TAREFAS A CUMPRIR:
**1.** Liste todos os nomes próprios de lugares mencionados no texto sobre o início da televisão no Brasil.
**2.** Segundo o texto sobre o início da televisão no Brasil, em que ano e onde Assis Chateaubriand viu a televisão pela primeira vez?
**3.** Por favor, dê continuidade ao texto sobre o início da televisão no Brasil a partir do ponto em que ele termina.

TRECHO FORNECIDO:
__________
Há exatos 63 anos, direto do bairro Sumaré em São Paulo, começou a história da televisão brasileira. Na noite de 18 de setembro de 1950, diante de uma câmera que pesava quase meia tonelada e sob as fortíssimas luzes de vários refletores, a atriz Iara Lins se aproximou do microfone e recitou com voz trêmula: “Senhoras e senhores telespectadores, boa noite. A PRF 3 TV – Emissora Associada de São Paulo orgulhosamente apresenta neste momento o primeiro programa de televisão da América Latina.”
Assis Chateaubriand, o maior magnata da mídia nacional do século 20, o Cidadão Kane tupiniquim, tinha realizado seu sonho — o empresário viu a televisão pela primeira vez em 1944, em uma viagem aos Estados Unidos. Para espanto das gentes de lá e de cá, Chatô decidiu trazer a novidade ao Brasil.
No momento daquela primeira transmissão, milhares de pessoas se espremiam diante dos 22 aparelhos espalhados pelo centro de São Paulo e no saguão da sede dos Diários Associados, na Rua 7 de Abril. Como estava na última hora, Chateaubriand não conseguiu importar legalmente aparelhos de televisão suficientes, e mandou contrabandear 200 televisores. Essas TVs foram possivelmente presenteadas às figuras e famílias estratégicas da plutocracia paulistana da época, uma jogada de Chatô para atrair patrocinadores para o novo meio de comunicação.
__________
REGISTROS ARMAZENADOS:

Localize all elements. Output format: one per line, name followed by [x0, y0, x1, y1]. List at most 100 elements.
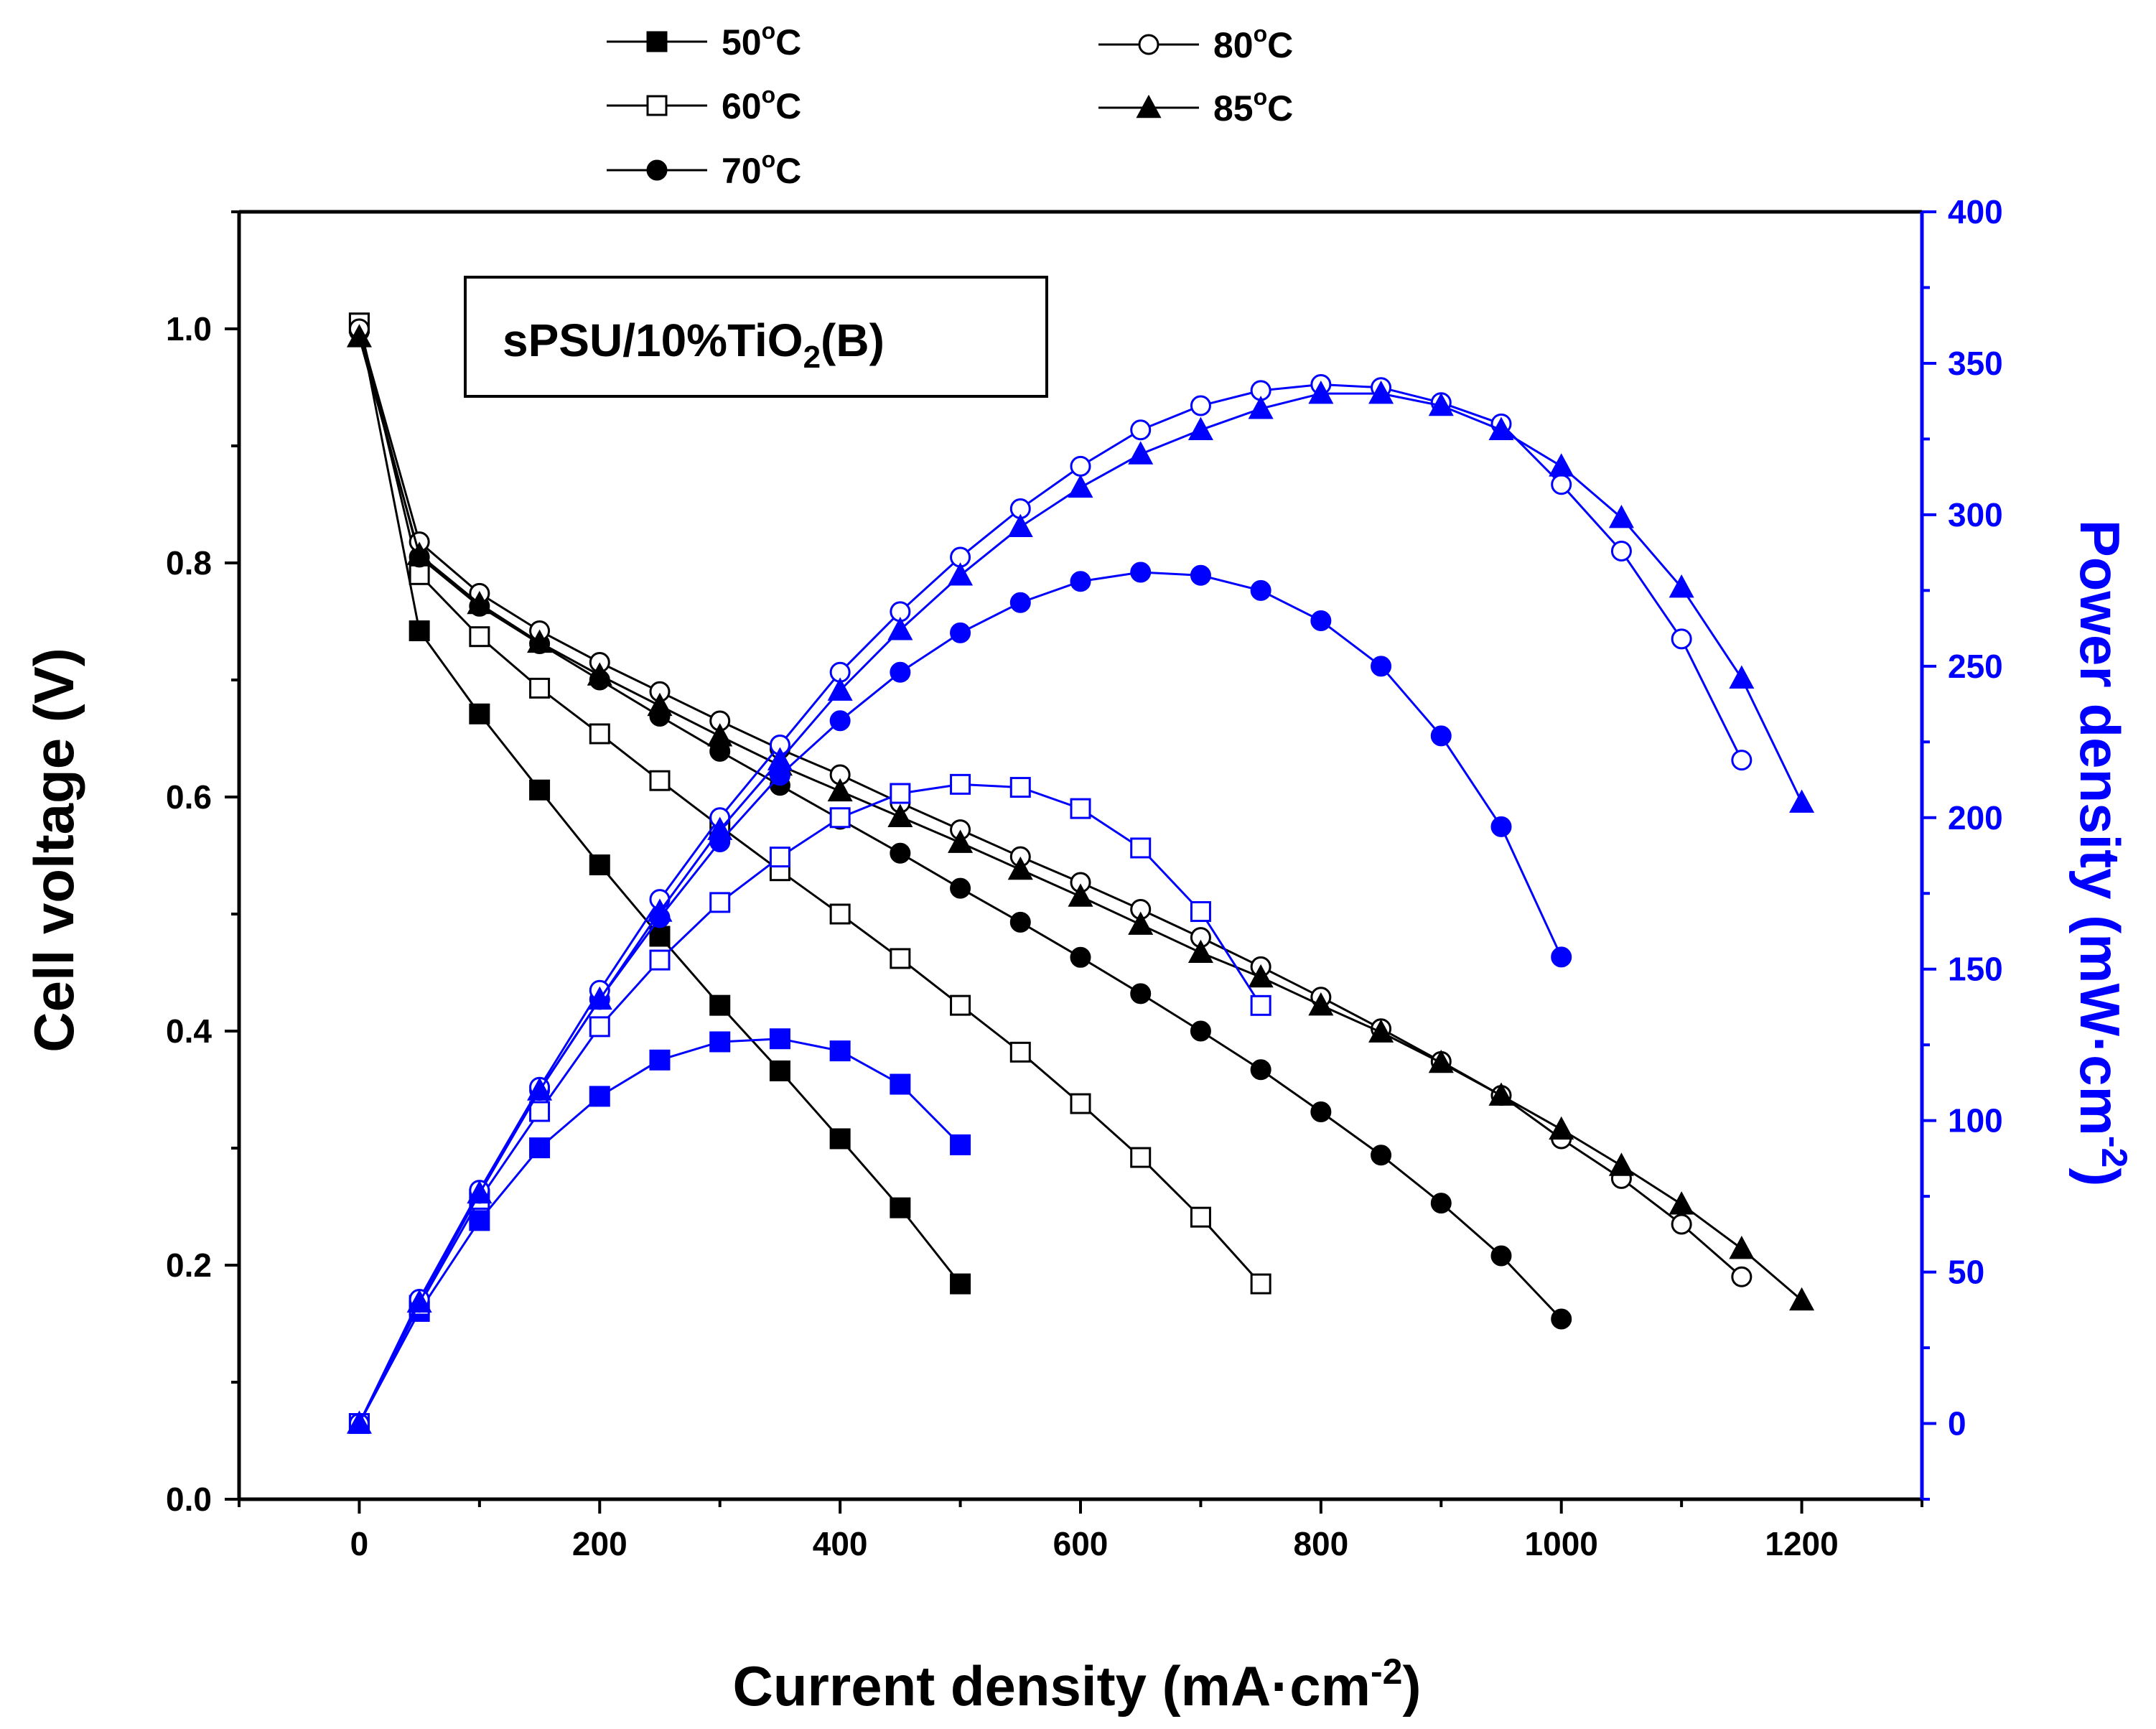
voltage-data-point — [589, 854, 610, 876]
power-data-point — [649, 1049, 671, 1071]
y2-tick-label: 100 — [1948, 1102, 2003, 1140]
power-data-point — [769, 1028, 790, 1050]
legend-unit: C — [775, 86, 801, 126]
power-data-point — [1070, 571, 1091, 592]
voltage-data-point — [890, 842, 911, 864]
x-tick-label: 400 — [813, 1525, 868, 1562]
power-data-point — [529, 1101, 551, 1122]
legend-value: 80 — [1213, 25, 1254, 65]
y2-tick-label: 50 — [1948, 1254, 1984, 1291]
voltage-data-point — [469, 626, 490, 648]
voltage-data-point — [1371, 1145, 1392, 1166]
voltage-data-point — [589, 723, 610, 745]
power-data-point — [769, 847, 790, 868]
power-data-point — [1070, 455, 1091, 477]
power-data-point — [767, 747, 793, 770]
power-data-point — [829, 807, 851, 829]
power-data-point — [827, 677, 853, 701]
power-data-point — [1190, 564, 1211, 586]
legend-value: 50 — [722, 22, 762, 62]
legend-label: 50oC — [722, 18, 801, 62]
power-data-point — [1430, 725, 1452, 747]
voltage-data-point — [1250, 1059, 1271, 1081]
power-data-point — [589, 1016, 610, 1038]
voltage-data-point — [1068, 883, 1093, 907]
voltage-data-point — [1430, 1193, 1452, 1214]
legend-unit: C — [1267, 88, 1293, 129]
x-tick-label: 1200 — [1765, 1525, 1838, 1562]
legend-degree: o — [1254, 21, 1268, 47]
power-data-point — [1190, 901, 1211, 923]
voltage-data-point — [1608, 1152, 1634, 1176]
voltage-data-point — [1070, 1093, 1091, 1114]
voltage-data-point — [1310, 1101, 1332, 1122]
voltage-data-point — [950, 877, 971, 899]
axis-titles: Current density (mA·cm-2) Cell voltage (… — [22, 520, 2134, 1718]
power-data-point — [1130, 561, 1152, 583]
x-tick-label: 600 — [1053, 1525, 1109, 1562]
voltage-data-point — [1731, 1266, 1753, 1287]
y-tick-label: 0.4 — [166, 1012, 212, 1050]
power-data-point — [1428, 392, 1454, 416]
voltage-data-point — [1190, 1020, 1211, 1042]
voltage-data-point — [649, 926, 671, 947]
legend-marker — [646, 159, 668, 181]
voltage-data-point — [1130, 1147, 1152, 1168]
voltage-data-point — [1009, 911, 1031, 933]
power-data-point — [1488, 416, 1514, 441]
voltage-data-point — [1250, 1273, 1271, 1295]
power-data-point — [469, 1210, 490, 1231]
y2-tick-label: 0 — [1948, 1405, 1966, 1443]
power-data-point — [1250, 994, 1271, 1016]
voltage-data-point — [467, 590, 493, 615]
voltage-data-point — [890, 1197, 911, 1218]
legend-entry: 50oC — [607, 18, 801, 62]
power-data-point — [1490, 816, 1512, 837]
power-data-point — [1731, 750, 1753, 771]
voltage-data-point — [406, 541, 432, 565]
power-data-point — [1551, 474, 1572, 495]
voltage-data-point — [1308, 992, 1334, 1016]
annotation-box — [464, 276, 1048, 398]
voltage-data-point — [827, 778, 853, 802]
voltage-data-point — [1669, 1191, 1694, 1215]
voltage-data-point — [887, 803, 913, 827]
legend-degree: o — [762, 82, 776, 108]
voltage-data-point — [409, 620, 430, 642]
legend-unit: C — [775, 22, 801, 62]
y2-axis-title: Power density (mW·cm-2) — [2068, 520, 2134, 1187]
voltage-data-point — [1671, 1213, 1692, 1235]
power-data-point — [709, 1031, 731, 1053]
legend-marker — [646, 31, 668, 52]
power-data-point — [1009, 777, 1031, 798]
voltage-data-point — [948, 829, 974, 853]
power-data-point — [1310, 610, 1332, 632]
legend-entry: 80oC — [1098, 21, 1293, 65]
voltage-data-point — [1368, 1019, 1394, 1043]
voltage-series-85c — [346, 324, 1815, 1311]
voltage-data-point — [1190, 1206, 1211, 1228]
voltage-data-point — [409, 564, 430, 585]
legend-label: 70oC — [722, 146, 801, 191]
x-tick-label: 800 — [1293, 1525, 1348, 1562]
voltage-data-point — [950, 994, 971, 1016]
x-tick-label: 200 — [572, 1525, 627, 1562]
y2-tick-label: 300 — [1948, 496, 2003, 533]
power-data-point — [1009, 592, 1031, 613]
voltage-data-point — [529, 779, 551, 801]
y-tick-label: 0.2 — [166, 1246, 212, 1284]
annotation-subscript: 2 — [803, 340, 821, 375]
legend-degree: o — [762, 18, 776, 44]
power-data-point — [1130, 419, 1152, 441]
legend-value: 70 — [722, 151, 762, 191]
voltage-data-point — [1007, 856, 1033, 880]
voltage-data-point — [1009, 1041, 1031, 1063]
power-data-point — [1248, 396, 1274, 419]
power-data-point — [829, 1040, 851, 1062]
legend-marker — [1138, 34, 1159, 55]
legend-degree: o — [762, 146, 776, 172]
power-data-point — [1128, 441, 1154, 465]
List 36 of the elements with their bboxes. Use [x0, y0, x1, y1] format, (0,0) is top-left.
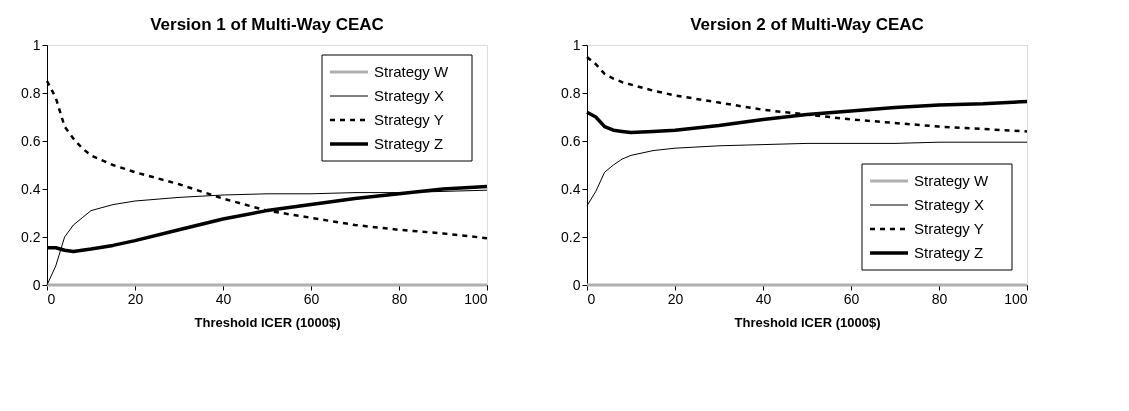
y-tick-label: 0.2 — [561, 228, 581, 245]
x-tick-label: 0 — [587, 290, 596, 307]
x-tick-label: 80 — [931, 290, 948, 307]
legend-label: Strategy Z — [374, 135, 444, 152]
y-tick-label: 0.8 — [21, 84, 41, 101]
x-axis-title: Threshold ICER (1000$) — [734, 314, 881, 330]
chart-title: Version 2 of Multi-Way CEAC — [690, 15, 924, 34]
y-tick-label: 1 — [572, 36, 581, 53]
legend-label: Strategy Y — [914, 220, 984, 237]
y-tick-label: 0.8 — [561, 84, 581, 101]
chart-title: Version 1 of Multi-Way CEAC — [150, 15, 384, 34]
legend-label: Strategy X — [914, 196, 985, 213]
y-tick-label: 0.2 — [21, 228, 41, 245]
x-tick-label: 100 — [464, 290, 488, 307]
x-tick-label: 100 — [1004, 290, 1028, 307]
x-tick-label: 80 — [391, 290, 408, 307]
y-tick-label: 0.4 — [561, 180, 581, 197]
x-tick-label: 0 — [47, 290, 56, 307]
y-tick-label: 0.4 — [21, 180, 41, 197]
legend-label: Strategy Z — [914, 244, 984, 261]
y-tick-label: 0 — [32, 276, 41, 293]
x-tick-label: 20 — [667, 290, 684, 307]
y-tick-label: 1 — [32, 36, 41, 53]
x-tick-label: 20 — [127, 290, 144, 307]
legend-label: Strategy W — [914, 172, 990, 189]
x-tick-label: 40 — [215, 290, 232, 307]
y-tick-label: 0.6 — [561, 132, 581, 149]
legend-label: Strategy X — [374, 87, 445, 104]
y-tick-label: 0 — [572, 276, 581, 293]
legend-label: Strategy W — [374, 63, 450, 80]
x-tick-label: 60 — [843, 290, 860, 307]
legend-label: Strategy Y — [374, 111, 444, 128]
x-tick-label: 40 — [755, 290, 772, 307]
x-axis-title: Threshold ICER (1000$) — [194, 314, 341, 330]
y-tick-label: 0.6 — [21, 132, 41, 149]
x-tick-label: 60 — [303, 290, 320, 307]
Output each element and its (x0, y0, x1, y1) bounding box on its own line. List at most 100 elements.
__________
RESPOSTAS ESPERADAS:
**1.** Sumaré, São Paulo, América Latina, Estados Unidos, Brasil, Rua 7 de Abril

**2.** Em 1944, durante uma viagem aos Estados Unidos.

**3.**
A TV Tupi reinou soberana por muitos anos, como figura de proa de um império de mídia que parecia invencível. Foi a primeira rede nacional de televisão, mesmo antes do videotape, dos satélites, da transmissão por micro-ondas — cada capital tinha sua própria equipe transmitindo ao vivo os mesmos programas da matriz paulistana. A Tupi teve origens diferentes em relação à TV americana — a TV dos EUA herdou a tradição da indústria cinematográfica, já muito madura, e os próprios estúdios de cinema começaram a produzir para a TV. No Brasil, a televisão ganhou seu público através de uma incomum mestiçagem entre o rádio imensamente popular e o teatro, que também tinha grande público.
Mas o golpe militar nos anos 1960 e seus desdobramentos nos 70 mudaram o rumo do gigante. Chateaubriand morreu em abril de 1968, e os Diários Associados foram se desintegrando até o final dos anos 70. Entre 1978 e 1980, a Rede Tupi foi sofrendo abalos cada vez mais intensos: incêndios, processos, produções interrompidas ou canceladas, e greves por falta de pagamento fora corroendo a presença da emissora no mercado — no mesmo momento em que a Globo chegava ao domínio total do setor.
A Tupi agonizou em paralelo com o fim da ditadura, paralisada pelos conchavos políticos e pela burocracia do governo Figueiredo. Estrangulada pela situação econômica da época, no primeiro semestre de 1980, a Tupi recebeu os golpes finais — insolvente, a emissora fechou o departamento de teledramaturgia e demitiu os 250 funcionários, interrompendo novelas que estavam no ar. Em 16 julho, meses antes da Tupi completar 30 anos, o Governo Federal cassou a maioria das concessões da rede e funcionários do Dentel lacraram os transmissores na sede da avenida Alfonso Bovero em São Paulo. Meses depois, o tradicional canal 4 passou a transmitir a TVS (depois SBT), a emissora de Silvio Santos. Assim Chaves chegou ao Brasil.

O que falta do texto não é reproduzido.